WHAT YOU SHOULD DO:
Copy the forum thread below word for word, from its heading through the last line.

DOCUMENT TEXT:
# THE GROVE - BIG NEWS!



## jrector (May 24, 2009)

Ever since I published THE GROVE for the kindle, I've been amazed at the level of support around these boards, not just for me but for all the authors here. That's why I wanted you guys to be one of the first to know that I just agreed to a three-book UK and Commonwealth deal with Simon and Schuster. They're going to publish my novel THE COLD KISS in 2010, THE GROVE in 2011, and my third novel in 2012.

This is all very exciting, and I'm beyond thrilled.

I'll keep everyone posted as things develop.

Oh, and here's the link to the announcement in Bookbrunch:

http://bookbrunch.co.uk/index.php?option=com_content&view=section&layout=blog&id=14&Itemid=73


----------



## Rhiathame (Mar 12, 2009)

Congrats!!!


----------



## Lynn McNamee (Jan 8, 2009)

Standing Ovation!


----------



## Archer (Apr 25, 2009)

WOOTWOOTWOOT!


----------



## mistyd107 (May 22, 2009)

STORED DATA:
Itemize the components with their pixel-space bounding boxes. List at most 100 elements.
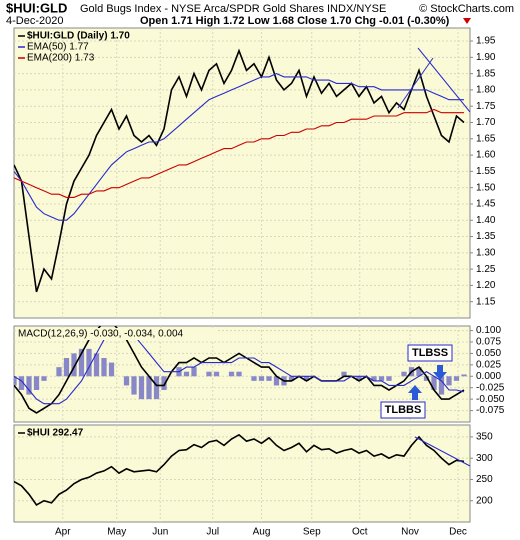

==

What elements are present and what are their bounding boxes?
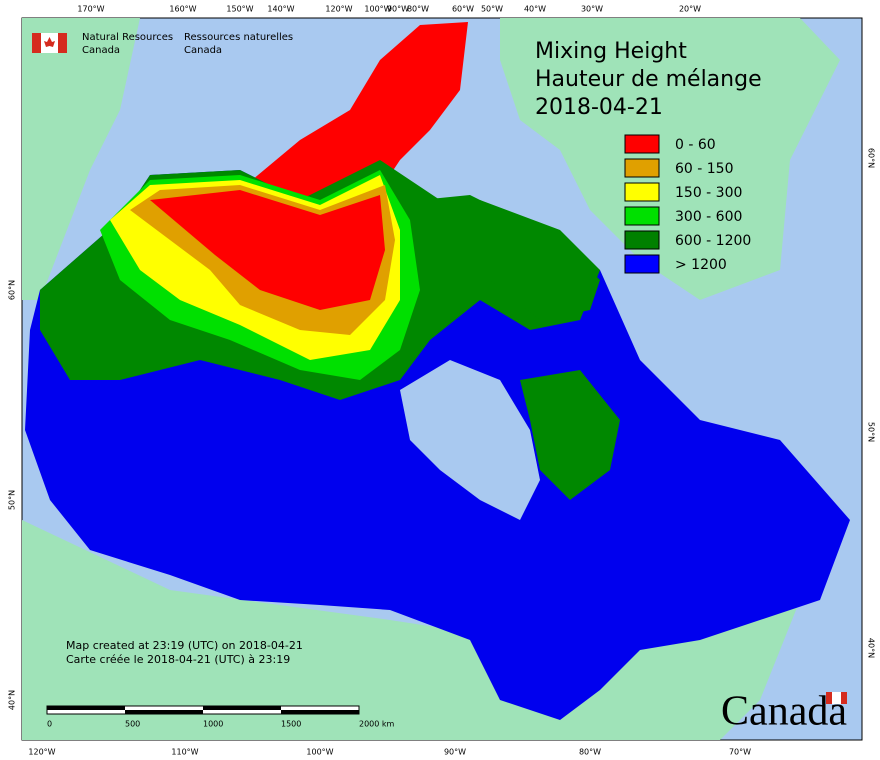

CORRECT RESULT:
# THE GROVE - BIG NEWS!



## jrector (May 24, 2009)

Ever since I published THE GROVE for the kindle, I've been amazed at the level of support around these boards, not just for me but for all the authors here. That's why I wanted you guys to be one of the first to know that I just agreed to a three-book UK and Commonwealth deal with Simon and Schuster. They're going to publish my novel THE COLD KISS in 2010, THE GROVE in 2011, and my third novel in 2012.

This is all very exciting, and I'm beyond thrilled.

I'll keep everyone posted as things develop.

Oh, and here's the link to the announcement in Bookbrunch:

http://bookbrunch.co.uk/index.php?option=com_content&view=section&layout=blog&id=14&Itemid=73


----------



## Rhiathame (Mar 12, 2009)

Congrats!!!


----------



## Lynn McNamee (Jan 8, 2009)

Standing Ovation!


----------



## Archer (Apr 25, 2009)

WOOTWOOTWOOT!


----------



## mistyd107 (May 22, 2009)